Records contained in a dataset:
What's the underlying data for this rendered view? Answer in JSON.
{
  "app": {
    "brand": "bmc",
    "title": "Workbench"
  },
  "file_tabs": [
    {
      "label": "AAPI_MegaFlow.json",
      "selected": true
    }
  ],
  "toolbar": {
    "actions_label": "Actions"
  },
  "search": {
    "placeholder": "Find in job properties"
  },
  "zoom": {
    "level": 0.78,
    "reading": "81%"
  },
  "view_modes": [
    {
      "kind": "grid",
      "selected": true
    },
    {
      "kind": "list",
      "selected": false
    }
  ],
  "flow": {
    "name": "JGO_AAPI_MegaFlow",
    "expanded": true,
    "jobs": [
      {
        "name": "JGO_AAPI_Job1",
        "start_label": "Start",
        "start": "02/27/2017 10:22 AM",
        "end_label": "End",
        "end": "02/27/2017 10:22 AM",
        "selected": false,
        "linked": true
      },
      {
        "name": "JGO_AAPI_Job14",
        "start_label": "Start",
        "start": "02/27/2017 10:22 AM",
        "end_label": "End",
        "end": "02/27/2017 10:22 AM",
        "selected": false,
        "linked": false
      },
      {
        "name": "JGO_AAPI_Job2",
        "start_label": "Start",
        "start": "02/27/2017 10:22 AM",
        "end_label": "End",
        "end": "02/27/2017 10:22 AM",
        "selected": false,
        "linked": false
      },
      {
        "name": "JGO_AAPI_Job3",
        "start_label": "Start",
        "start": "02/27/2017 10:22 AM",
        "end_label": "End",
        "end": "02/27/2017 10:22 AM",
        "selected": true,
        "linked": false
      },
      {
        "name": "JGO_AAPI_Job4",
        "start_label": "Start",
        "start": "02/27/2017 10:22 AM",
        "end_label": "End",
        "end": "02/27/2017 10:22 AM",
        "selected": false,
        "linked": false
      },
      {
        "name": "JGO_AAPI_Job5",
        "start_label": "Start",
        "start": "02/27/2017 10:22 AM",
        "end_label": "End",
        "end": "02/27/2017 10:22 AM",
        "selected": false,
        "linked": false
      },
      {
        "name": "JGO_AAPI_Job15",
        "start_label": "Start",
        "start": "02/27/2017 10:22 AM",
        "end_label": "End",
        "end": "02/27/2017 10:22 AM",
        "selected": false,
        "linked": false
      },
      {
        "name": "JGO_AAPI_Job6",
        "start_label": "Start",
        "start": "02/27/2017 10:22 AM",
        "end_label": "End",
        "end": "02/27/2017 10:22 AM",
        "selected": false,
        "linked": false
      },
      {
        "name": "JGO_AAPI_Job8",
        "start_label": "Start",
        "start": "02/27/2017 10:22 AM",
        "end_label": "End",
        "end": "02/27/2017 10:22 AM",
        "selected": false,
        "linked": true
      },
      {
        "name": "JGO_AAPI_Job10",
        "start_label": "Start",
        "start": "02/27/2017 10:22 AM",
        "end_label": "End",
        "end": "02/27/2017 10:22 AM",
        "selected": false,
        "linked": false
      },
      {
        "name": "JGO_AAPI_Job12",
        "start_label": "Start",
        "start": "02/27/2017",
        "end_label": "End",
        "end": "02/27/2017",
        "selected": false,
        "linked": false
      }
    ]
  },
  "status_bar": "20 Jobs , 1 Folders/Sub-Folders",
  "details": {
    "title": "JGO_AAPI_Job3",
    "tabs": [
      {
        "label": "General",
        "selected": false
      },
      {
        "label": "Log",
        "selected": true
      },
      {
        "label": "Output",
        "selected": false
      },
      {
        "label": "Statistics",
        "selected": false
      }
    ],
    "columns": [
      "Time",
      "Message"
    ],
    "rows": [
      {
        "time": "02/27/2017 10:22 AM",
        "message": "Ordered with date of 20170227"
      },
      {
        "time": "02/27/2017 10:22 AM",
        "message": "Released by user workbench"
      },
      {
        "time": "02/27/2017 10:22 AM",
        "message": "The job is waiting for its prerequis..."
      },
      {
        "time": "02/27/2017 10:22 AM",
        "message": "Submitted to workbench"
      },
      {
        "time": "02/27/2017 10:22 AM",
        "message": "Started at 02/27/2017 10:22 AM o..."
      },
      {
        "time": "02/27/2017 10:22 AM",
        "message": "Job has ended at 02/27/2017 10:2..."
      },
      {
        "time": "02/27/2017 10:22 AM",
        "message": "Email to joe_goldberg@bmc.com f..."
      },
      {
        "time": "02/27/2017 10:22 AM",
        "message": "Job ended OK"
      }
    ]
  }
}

Exercise objective.
Copy out the data shown above without altering anything.

Output of the task.
What's the underlying data for this rendered view? Answer in JSON.
{
  "app": {
    "brand": "bmc",
    "title": "Workbench"
  },
  "file_tabs": [
    {
      "label": "AAPI_MegaFlow.json",
      "selected": true
    }
  ],
  "toolbar": {
    "actions_label": "Actions"
  },
  "search": {
    "placeholder": "Find in job properties"
  },
  "zoom": {
    "level": 0.78,
    "reading": "81%"
  },
  "view_modes": [
    {
      "kind": "grid",
      "selected": true
    },
    {
      "kind": "list",
      "selected": false
    }
  ],
  "flow": {
    "name": "JGO_AAPI_MegaFlow",
    "expanded": true,
    "jobs": [
      {
        "name": "JGO_AAPI_Job1",
        "start_label": "Start",
        "start": "02/27/2017 10:22 AM",
        "end_label": "End",
        "end": "02/27/2017 10:22 AM",
        "selected": false,
        "linked": true
      },
      {
        "name": "JGO_AAPI_Job14",
        "start_label": "Start",
        "start": "02/27/2017 10:22 AM",
        "end_label": "End",
        "end": "02/27/2017 10:22 AM",
        "selected": false,
        "linked": false
      },
      {
        "name": "JGO_AAPI_Job2",
        "start_label": "Start",
        "start": "02/27/2017 10:22 AM",
        "end_label": "End",
        "end": "02/27/2017 10:22 AM",
        "selected": false,
        "linked": false
      },
      {
        "name": "JGO_AAPI_Job3",
        "start_label": "Start",
        "start": "02/27/2017 10:22 AM",
        "end_label": "End",
        "end": "02/27/2017 10:22 AM",
        "selected": true,
        "linked": false
      },
      {
        "name": "JGO_AAPI_Job4",
        "start_label": "Start",
        "start": "02/27/2017 10:22 AM",
        "end_label": "End",
        "end": "02/27/2017 10:22 AM",
        "selected": false,
        "linked": false
      },
      {
        "name": "JGO_AAPI_Job5",
        "start_label": "Start",
        "start": "02/27/2017 10:22 AM",
        "end_label": "End",
        "end": "02/27/2017 10:22 AM",
        "selected": false,
        "linked": false
      },
      {
        "name": "JGO_AAPI_Job15",
        "start_label": "Start",
        "start": "02/27/2017 10:22 AM",
        "end_label": "End",
        "end": "02/27/2017 10:22 AM",
        "selected": false,
        "linked": false
      },
      {
        "name": "JGO_AAPI_Job6",
        "start_label": "Start",
        "start": "02/27/2017 10:22 AM",
        "end_label": "End",
        "end": "02/27/2017 10:22 AM",
        "selected": false,
        "linked": false
      },
      {
        "name": "JGO_AAPI_Job8",
        "start_label": "Start",
        "start": "02/27/2017 10:22 AM",
        "end_label": "End",
        "end": "02/27/2017 10:22 AM",
        "selected": false,
        "linked": true
      },
      {
        "name": "JGO_AAPI_Job10",
        "start_label": "Start",
        "start": "02/27/2017 10:22 AM",
        "end_label": "End",
        "end": "02/27/2017 10:22 AM",
        "selected": false,
        "linked": false
      },
      {
        "name": "JGO_AAPI_Job12",
        "start_label": "Start",
        "start": "02/27/2017",
        "end_label": "End",
        "end": "02/27/2017",
        "selected": false,
        "linked": false
      }
    ]
  },
  "status_bar": "20 Jobs , 1 Folders/Sub-Folders",
  "details": {
    "title": "JGO_AAPI_Job3",
    "tabs": [
      {
        "label": "General",
        "selected": false
      },
      {
        "label": "Log",
        "selected": true
      },
      {
        "label": "Output",
        "selected": false
      },
      {
        "label": "Statistics",
        "selected": false
      }
    ],
    "columns": [
      "Time",
      "Message"
    ],
    "rows": [
      {
        "time": "02/27/2017 10:22 AM",
        "message": "Ordered with date of 20170227"
      },
      {
        "time": "02/27/2017 10:22 AM",
        "message": "Released by user workbench"
      },
      {
        "time": "02/27/2017 10:22 AM",
        "message": "The job is waiting for its prerequis..."
      },
      {
        "time": "02/27/2017 10:22 AM",
        "message": "Submitted to workbench"
      },
      {
        "time": "02/27/2017 10:22 AM",
        "message": "Started at 02/27/2017 10:22 AM o..."
      },
      {
        "time": "02/27/2017 10:22 AM",
        "message": "Job has ended at 02/27/2017 10:2..."
      },
      {
        "time": "02/27/2017 10:22 AM",
        "message": "Email to joe_goldberg@bmc.com f..."
      },
      {
        "time": "02/27/2017 10:22 AM",
        "message": "Job ended OK"
      }
    ]
  }
}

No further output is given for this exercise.